__EXERCISE__: Select from the data all lines with the word "para".

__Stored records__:
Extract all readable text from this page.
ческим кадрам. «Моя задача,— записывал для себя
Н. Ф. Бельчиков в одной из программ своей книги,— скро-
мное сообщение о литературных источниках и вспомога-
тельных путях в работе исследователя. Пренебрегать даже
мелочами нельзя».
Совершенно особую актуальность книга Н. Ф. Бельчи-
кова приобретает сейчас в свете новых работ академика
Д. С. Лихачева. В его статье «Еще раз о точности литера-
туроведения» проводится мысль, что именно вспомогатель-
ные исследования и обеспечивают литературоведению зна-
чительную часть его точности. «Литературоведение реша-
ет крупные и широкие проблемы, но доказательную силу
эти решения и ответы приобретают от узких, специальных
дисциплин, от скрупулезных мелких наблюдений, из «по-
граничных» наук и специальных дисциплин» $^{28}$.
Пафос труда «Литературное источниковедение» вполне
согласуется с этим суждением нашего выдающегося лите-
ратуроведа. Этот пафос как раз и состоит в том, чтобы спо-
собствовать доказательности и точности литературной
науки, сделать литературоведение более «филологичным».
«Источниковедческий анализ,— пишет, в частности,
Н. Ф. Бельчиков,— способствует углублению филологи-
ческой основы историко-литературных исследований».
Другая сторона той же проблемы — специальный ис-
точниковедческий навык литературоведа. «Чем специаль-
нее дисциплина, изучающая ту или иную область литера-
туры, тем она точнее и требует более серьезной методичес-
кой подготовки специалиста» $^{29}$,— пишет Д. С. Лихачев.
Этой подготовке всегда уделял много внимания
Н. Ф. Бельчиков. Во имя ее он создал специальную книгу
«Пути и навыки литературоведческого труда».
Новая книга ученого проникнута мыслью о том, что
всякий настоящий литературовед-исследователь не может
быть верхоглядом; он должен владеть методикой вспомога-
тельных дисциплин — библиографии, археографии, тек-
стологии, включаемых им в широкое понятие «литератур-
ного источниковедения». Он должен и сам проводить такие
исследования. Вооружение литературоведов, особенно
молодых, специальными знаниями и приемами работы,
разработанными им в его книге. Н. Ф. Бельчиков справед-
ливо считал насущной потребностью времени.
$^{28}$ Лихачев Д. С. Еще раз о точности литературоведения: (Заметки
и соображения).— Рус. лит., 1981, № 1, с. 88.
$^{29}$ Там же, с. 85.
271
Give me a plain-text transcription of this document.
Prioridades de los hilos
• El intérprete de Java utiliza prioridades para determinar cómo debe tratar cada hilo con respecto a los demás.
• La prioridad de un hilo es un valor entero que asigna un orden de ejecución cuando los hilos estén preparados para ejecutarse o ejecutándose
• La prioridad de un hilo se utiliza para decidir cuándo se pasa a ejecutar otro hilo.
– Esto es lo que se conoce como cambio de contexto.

__TASK RESULT__:
• El intérprete de Java utiliza prioridades para determinar cómo debe tratar cada hilo con respecto a los demás.
• La prioridad de un hilo es un valor entero que asigna un orden de ejecución cuando los hilos estén preparados para ejecutarse o ejecutándose
• La prioridad de un hilo se utiliza para decidir cuándo se pasa a ejecutar otro hilo.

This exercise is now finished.